What is a contract?
A contract is an agreement between two or more persons (e.g. individuals, corporations, partnerships, limited liability companies or government agencies) to do, or to refrain from doing, a particular thing in exchange for something of value.
What are the key elements of a binding contract?
The elements of a contract are: (i) an agreement; (ii) between competent parties; (iii) based upon the genuine assent of the parties; (iv) supported by consideration; (v) made for a lawful objective; and (vi) in the form required by law.
Isn’t an agreement the same thing as a contract?
No, an agreement is only one element of a contract. If all six elements are not present, there is no contract.
What is an agreement then?
An agreement arises when at least one person, the offer or, makes an offer and the person or persons to whom the offer is made, the offeree, accepts. There must be both an offer and an acceptance. If either is not present, there is no agreement and therefore no contract.
What constitutes an offer?
To constitute an offer, the offeror must intend to create a legal obligation, or he must appear to intend to create a legal obligation. This intent can be shown by conduct. For example, when one party signs a written contract and sends it to the other party, this action is obviously an offer to enter into a contract on the terms of the writing. Again, the offeror must intend to create a legal obligation. No contract comes into being when an offer is made jokingly, or under any other circumstances that would cause a reasonable person to believe there was no intent to enter into a binding agreement.
· · · · ·
» Problem set:
a - Using the contract text, say whether each statement agrees with it, answering yes or no and quoting the words that decide it: (i) An agreement by itself is enough to make a contract. (ii) The intent to create a legal obligation can be shown by conduct. (iii) A government agency can be a party to a contract.
b - Reproduce a part of the contract text word for word. Begin at the words "A contract is" and stop after "is no contract.".
The records have no part in this.
· · · · ·
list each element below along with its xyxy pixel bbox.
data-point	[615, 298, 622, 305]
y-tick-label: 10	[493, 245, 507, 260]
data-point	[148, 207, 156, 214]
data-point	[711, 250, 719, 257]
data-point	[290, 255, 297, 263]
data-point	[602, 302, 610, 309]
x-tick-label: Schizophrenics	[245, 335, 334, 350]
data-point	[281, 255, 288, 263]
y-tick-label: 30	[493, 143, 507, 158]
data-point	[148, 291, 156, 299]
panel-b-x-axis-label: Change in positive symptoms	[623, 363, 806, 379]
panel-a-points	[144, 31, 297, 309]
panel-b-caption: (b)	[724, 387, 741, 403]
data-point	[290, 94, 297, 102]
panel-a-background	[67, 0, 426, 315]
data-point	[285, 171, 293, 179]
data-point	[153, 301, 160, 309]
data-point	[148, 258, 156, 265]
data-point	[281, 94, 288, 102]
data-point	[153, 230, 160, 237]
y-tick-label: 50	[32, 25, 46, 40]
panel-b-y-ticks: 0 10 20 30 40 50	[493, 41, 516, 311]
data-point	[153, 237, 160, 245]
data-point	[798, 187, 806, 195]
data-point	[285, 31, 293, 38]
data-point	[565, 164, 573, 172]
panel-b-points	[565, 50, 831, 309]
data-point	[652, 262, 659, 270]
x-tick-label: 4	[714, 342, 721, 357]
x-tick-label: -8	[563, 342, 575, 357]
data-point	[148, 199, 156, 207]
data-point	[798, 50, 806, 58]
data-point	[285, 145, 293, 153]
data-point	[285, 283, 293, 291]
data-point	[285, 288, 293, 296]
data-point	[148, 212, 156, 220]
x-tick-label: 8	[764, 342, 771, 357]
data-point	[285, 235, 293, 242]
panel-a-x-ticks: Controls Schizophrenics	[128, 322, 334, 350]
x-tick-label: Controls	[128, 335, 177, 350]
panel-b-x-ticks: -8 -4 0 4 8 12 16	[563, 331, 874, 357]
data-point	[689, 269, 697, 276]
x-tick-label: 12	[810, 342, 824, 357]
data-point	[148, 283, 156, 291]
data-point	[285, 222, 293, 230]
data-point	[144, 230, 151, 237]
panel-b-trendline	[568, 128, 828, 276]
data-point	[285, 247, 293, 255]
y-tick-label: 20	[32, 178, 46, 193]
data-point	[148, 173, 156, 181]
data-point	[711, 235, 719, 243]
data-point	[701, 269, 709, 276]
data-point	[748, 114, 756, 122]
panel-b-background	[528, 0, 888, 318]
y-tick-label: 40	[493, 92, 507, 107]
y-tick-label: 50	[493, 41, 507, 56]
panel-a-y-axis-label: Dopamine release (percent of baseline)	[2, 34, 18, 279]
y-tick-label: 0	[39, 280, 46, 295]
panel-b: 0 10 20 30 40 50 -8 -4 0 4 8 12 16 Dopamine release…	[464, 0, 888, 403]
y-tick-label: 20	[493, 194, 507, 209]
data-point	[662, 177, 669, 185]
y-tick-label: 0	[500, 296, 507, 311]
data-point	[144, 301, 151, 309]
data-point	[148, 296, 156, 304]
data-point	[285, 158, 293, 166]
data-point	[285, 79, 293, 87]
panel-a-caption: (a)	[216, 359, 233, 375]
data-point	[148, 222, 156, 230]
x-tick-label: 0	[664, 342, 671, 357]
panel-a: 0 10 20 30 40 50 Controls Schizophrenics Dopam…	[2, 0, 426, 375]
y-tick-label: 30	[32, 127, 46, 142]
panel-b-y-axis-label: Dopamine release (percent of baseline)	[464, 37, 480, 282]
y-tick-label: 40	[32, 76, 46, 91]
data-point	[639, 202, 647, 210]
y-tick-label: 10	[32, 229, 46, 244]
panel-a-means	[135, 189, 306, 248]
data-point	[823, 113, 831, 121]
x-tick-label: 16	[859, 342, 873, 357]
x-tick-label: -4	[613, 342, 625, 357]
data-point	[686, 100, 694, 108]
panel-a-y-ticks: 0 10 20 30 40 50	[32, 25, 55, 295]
· · · · ·
» Answers to the problems:
a -
(i) No: "an agreement is only one element of a contract."
(ii) Yes: "This intent can be shown by conduct."
(iii) Yes: "individuals, corporations, partnerships, limited liability companies or government agencies"

b -
A contract is an agreement between two or more persons (e.g. individuals, corporations, partnerships, limited liability companies or government agencies) to do, or to refrain from doing, a particular thing in exchange for something of value.
What are the key elements of a binding contract?
The elements of a contract are: (i) an agreement; (ii) between competent parties; (iii) based upon the genuine assent of the parties; (iv) supported by consideration; (v) made for a lawful objective; and (vi) in the form required by law.
Isn’t an agreement the same thing as a contract?
No, an agreement is only one element of a contract. If all six elements are not present, there is no contract.